Records shown |
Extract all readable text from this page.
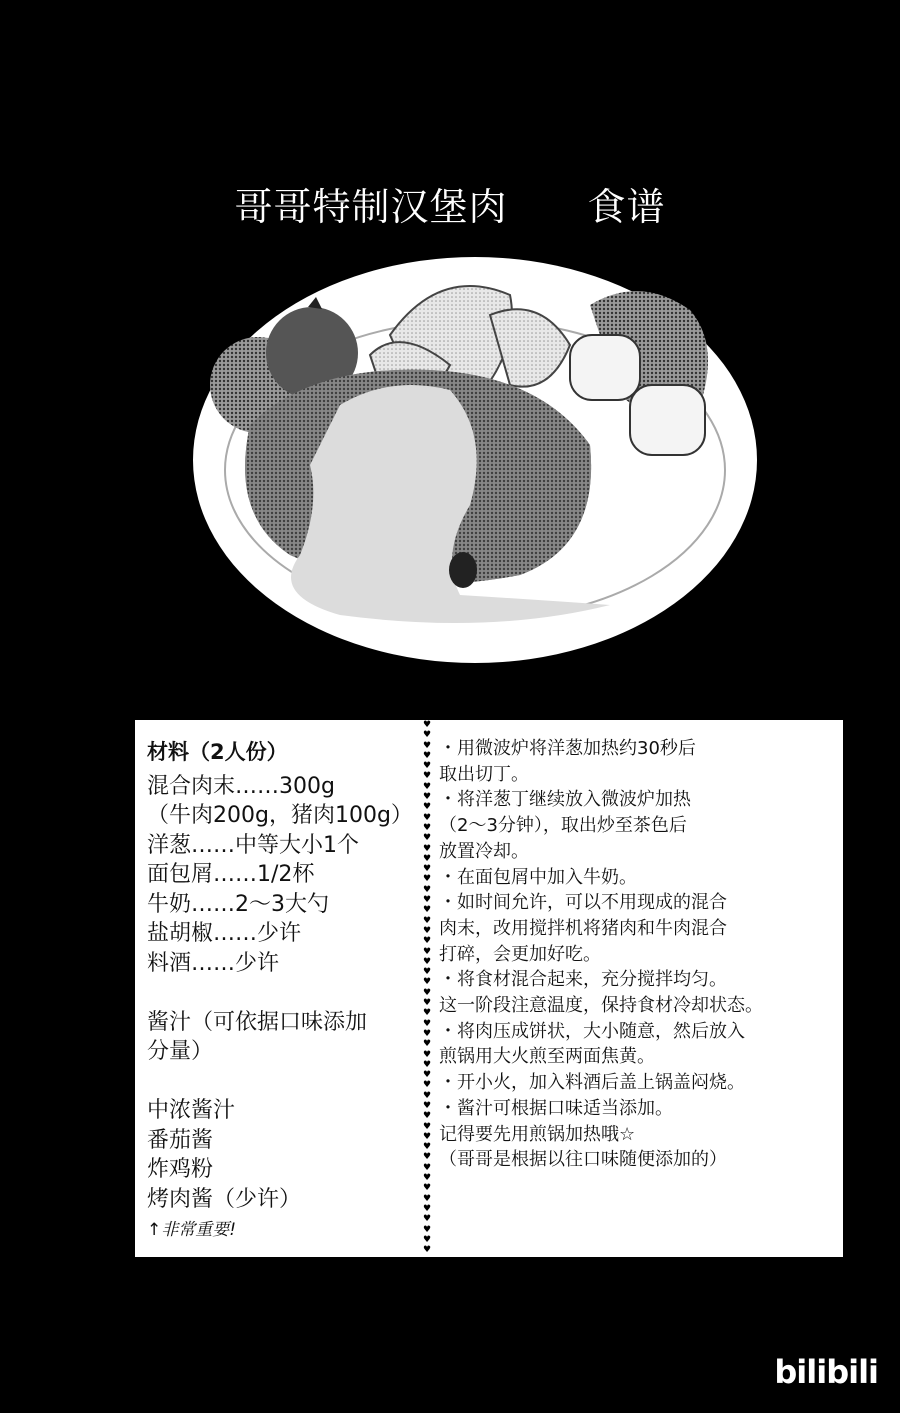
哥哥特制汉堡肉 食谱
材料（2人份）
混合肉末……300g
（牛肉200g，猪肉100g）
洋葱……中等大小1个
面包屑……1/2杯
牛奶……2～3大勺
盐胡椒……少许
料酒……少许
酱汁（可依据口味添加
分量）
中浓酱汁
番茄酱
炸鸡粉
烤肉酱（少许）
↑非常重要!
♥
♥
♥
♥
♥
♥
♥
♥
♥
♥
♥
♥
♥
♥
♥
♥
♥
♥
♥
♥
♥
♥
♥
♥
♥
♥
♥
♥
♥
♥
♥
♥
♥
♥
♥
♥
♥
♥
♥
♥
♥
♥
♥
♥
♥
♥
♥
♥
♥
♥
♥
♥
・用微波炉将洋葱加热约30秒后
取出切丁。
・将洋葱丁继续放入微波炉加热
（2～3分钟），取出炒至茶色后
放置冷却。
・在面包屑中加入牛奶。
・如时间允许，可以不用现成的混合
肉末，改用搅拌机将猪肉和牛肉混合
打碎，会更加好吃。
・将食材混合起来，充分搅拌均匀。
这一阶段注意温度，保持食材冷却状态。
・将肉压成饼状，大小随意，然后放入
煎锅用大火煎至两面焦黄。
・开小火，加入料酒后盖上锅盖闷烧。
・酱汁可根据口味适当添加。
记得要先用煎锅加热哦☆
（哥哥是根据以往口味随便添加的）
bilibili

Directions for this task |
Using the material above, set down every line exactly, but skip the pictures.

Reply |
Extract all readable text from this page.
哥哥特制汉堡肉 食谱
材料（2人份）
混合肉末……300g
（牛肉200g，猪肉100g）
洋葱……中等大小1个
面包屑……1/2杯
牛奶……2～3大勺
盐胡椒……少许
料酒……少许
酱汁（可依据口味添加
分量）
中浓酱汁
番茄酱
炸鸡粉
烤肉酱（少许）
↑非常重要!
♥
♥
♥
♥
♥
♥
♥
♥
♥
♥
♥
♥
♥
♥
♥
♥
♥
♥
♥
♥
♥
♥
♥
♥
♥
♥
♥
♥
♥
♥
♥
♥
♥
♥
♥
♥
♥
♥
♥
♥
♥
♥
♥
♥
♥
♥
♥
♥
♥
♥
♥
♥
・用微波炉将洋葱加热约30秒后
取出切丁。
・将洋葱丁继续放入微波炉加热
（2～3分钟），取出炒至茶色后
放置冷却。
・在面包屑中加入牛奶。
・如时间允许，可以不用现成的混合
肉末，改用搅拌机将猪肉和牛肉混合
打碎，会更加好吃。
・将食材混合起来，充分搅拌均匀。
这一阶段注意温度，保持食材冷却状态。
・将肉压成饼状，大小随意，然后放入
煎锅用大火煎至两面焦黄。
・开小火，加入料酒后盖上锅盖闷烧。
・酱汁可根据口味适当添加。
记得要先用煎锅加热哦☆
（哥哥是根据以往口味随便添加的）
bilibili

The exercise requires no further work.